[GIVEN TASK]: Only the number is wanted: how many lines of these entries contain the word "document"?

───

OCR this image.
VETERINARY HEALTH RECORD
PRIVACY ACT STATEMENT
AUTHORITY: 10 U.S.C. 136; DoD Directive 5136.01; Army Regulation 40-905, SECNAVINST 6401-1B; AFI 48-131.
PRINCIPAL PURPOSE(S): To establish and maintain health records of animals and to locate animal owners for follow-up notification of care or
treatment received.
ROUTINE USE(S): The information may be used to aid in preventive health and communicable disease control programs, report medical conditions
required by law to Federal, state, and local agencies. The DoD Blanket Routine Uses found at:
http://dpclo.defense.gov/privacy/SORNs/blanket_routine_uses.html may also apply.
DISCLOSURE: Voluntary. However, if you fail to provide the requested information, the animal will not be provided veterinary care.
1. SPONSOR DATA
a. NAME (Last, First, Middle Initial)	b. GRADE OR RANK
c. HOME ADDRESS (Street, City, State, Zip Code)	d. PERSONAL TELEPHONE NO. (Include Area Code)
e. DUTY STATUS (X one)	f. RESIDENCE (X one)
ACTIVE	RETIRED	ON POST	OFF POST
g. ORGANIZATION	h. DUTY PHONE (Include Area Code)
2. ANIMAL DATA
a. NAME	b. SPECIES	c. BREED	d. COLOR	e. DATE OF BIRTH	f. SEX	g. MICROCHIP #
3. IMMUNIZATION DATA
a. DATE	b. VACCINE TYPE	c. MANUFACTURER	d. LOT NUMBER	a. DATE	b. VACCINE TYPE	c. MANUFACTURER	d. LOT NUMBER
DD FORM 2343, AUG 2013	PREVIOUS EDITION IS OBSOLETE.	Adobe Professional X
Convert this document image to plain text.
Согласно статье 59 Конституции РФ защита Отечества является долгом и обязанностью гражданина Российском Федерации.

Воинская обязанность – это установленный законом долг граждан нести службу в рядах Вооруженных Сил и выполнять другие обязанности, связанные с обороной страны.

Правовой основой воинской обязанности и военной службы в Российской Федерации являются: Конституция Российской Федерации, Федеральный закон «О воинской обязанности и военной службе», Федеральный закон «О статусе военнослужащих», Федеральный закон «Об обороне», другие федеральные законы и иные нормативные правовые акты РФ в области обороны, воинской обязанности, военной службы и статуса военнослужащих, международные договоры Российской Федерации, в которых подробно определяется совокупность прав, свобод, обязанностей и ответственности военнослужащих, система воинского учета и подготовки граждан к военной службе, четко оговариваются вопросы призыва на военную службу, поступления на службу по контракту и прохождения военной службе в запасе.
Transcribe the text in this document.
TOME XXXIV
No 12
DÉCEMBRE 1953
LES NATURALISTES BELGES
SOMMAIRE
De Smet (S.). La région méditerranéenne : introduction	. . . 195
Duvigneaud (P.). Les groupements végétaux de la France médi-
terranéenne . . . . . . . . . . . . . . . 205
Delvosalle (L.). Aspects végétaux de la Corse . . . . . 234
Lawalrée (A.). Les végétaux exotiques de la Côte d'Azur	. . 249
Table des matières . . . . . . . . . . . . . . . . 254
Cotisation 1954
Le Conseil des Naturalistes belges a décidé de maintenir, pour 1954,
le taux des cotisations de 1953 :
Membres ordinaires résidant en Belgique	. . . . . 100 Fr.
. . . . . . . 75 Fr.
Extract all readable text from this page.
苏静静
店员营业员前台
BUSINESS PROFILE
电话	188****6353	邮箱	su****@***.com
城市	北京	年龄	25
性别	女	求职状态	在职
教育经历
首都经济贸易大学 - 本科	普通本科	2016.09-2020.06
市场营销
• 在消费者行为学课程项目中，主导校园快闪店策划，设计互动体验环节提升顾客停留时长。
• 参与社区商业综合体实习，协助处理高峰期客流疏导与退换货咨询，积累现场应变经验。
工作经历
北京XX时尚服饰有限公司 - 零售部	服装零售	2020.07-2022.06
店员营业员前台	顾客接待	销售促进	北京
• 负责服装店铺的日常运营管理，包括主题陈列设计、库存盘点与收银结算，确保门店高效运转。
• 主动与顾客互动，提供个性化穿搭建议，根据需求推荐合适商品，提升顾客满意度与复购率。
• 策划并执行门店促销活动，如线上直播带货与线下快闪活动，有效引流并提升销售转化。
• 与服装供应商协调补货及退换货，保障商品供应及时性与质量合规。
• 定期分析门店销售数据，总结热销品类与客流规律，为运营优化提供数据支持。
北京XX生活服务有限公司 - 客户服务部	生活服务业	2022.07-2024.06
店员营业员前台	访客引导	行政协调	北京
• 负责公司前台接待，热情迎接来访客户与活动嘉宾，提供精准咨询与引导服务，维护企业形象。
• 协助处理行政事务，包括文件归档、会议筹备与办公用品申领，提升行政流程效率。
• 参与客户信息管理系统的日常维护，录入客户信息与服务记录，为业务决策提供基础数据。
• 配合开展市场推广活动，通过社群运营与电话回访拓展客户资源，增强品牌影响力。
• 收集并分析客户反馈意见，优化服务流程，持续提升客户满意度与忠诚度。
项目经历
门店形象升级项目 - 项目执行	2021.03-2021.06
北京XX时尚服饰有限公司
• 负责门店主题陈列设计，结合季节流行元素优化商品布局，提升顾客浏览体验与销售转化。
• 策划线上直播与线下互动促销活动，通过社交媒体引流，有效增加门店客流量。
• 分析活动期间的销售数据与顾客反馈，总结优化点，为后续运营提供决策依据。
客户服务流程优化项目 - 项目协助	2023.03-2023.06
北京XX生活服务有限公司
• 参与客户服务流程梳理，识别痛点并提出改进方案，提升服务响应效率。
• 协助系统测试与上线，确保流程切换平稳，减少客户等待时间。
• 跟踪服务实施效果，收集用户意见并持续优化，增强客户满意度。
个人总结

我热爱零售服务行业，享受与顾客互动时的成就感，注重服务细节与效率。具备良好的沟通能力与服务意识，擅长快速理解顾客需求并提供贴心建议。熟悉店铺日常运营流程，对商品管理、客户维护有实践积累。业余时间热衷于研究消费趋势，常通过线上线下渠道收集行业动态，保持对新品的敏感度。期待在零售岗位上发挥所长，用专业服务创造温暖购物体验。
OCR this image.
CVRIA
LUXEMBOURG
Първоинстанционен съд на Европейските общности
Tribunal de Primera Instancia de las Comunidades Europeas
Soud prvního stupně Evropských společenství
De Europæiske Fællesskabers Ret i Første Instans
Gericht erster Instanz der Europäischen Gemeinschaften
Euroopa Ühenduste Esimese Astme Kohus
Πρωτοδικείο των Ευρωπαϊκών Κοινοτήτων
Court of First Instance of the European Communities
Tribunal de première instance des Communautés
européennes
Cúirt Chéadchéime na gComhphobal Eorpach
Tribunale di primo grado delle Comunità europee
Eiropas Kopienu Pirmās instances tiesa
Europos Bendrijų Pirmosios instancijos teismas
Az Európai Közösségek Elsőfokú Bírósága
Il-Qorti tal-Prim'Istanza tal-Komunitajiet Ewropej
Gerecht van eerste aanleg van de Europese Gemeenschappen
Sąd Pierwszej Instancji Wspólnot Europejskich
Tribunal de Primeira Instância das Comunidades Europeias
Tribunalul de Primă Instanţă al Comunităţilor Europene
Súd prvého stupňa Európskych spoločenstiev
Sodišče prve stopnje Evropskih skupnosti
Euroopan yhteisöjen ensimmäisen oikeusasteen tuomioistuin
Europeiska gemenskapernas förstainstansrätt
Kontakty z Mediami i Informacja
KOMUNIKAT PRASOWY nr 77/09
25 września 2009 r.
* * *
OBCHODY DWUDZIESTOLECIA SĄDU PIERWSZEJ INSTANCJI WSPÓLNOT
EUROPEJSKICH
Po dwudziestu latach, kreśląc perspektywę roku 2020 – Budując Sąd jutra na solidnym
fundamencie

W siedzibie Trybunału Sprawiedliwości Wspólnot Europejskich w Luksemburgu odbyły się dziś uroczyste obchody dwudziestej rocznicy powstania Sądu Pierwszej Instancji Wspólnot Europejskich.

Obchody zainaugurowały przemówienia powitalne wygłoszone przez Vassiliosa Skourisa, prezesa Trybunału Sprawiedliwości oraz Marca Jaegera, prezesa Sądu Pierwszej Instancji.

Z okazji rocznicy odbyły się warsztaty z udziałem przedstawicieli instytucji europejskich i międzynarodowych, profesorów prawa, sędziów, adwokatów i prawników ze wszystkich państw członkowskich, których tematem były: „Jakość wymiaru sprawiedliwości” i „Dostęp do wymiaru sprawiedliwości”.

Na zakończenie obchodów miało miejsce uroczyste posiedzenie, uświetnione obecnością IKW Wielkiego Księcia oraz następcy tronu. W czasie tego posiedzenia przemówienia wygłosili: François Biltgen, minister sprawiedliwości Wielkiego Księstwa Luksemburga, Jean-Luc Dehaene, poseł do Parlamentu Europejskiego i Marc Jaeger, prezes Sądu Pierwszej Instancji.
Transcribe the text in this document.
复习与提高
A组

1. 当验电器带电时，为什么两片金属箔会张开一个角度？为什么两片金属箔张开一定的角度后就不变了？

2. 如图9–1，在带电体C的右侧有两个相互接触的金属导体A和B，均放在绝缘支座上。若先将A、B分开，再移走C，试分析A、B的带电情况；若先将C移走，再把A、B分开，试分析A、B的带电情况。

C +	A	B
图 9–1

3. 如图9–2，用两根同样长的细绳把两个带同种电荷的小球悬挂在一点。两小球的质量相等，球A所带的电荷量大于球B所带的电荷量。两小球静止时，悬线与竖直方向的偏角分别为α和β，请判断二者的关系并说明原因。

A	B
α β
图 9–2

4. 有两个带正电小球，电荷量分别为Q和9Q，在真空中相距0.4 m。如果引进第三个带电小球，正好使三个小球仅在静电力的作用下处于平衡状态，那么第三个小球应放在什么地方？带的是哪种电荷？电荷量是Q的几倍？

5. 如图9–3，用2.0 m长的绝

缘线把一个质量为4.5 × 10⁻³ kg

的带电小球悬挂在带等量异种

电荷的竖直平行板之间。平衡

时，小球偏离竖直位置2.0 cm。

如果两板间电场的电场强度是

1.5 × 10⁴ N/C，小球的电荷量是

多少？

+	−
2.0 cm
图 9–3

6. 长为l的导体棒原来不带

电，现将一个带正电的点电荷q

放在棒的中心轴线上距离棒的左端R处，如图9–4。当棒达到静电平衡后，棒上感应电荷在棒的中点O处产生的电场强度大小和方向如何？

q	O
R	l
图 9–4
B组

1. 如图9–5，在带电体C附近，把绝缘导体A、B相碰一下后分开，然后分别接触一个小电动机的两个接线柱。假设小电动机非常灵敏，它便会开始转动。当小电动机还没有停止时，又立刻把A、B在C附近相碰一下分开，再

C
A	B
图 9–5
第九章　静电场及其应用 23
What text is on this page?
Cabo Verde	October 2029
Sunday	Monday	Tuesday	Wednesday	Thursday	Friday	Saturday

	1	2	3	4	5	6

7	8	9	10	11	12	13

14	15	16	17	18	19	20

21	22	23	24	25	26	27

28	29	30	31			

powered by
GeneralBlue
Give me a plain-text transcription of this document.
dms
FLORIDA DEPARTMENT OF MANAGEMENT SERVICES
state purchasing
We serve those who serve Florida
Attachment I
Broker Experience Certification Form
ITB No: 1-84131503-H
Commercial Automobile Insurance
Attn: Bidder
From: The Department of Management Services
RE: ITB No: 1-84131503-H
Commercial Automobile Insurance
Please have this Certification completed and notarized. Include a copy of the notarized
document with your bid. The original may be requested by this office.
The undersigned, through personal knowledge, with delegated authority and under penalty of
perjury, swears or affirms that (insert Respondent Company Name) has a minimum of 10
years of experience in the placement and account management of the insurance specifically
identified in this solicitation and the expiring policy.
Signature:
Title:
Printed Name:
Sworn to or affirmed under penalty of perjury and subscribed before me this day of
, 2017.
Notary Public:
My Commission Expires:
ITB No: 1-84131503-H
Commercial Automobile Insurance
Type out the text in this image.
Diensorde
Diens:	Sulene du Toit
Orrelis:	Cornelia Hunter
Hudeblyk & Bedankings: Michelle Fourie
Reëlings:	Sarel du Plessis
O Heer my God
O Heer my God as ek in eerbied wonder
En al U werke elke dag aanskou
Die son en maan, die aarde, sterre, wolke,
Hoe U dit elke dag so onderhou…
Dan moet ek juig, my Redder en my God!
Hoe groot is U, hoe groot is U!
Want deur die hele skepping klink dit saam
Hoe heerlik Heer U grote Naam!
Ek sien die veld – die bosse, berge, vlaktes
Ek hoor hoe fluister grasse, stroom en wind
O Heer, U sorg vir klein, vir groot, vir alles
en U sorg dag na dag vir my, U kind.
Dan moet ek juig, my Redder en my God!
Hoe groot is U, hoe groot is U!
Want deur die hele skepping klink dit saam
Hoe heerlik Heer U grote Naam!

───

[THE REPLY]: 5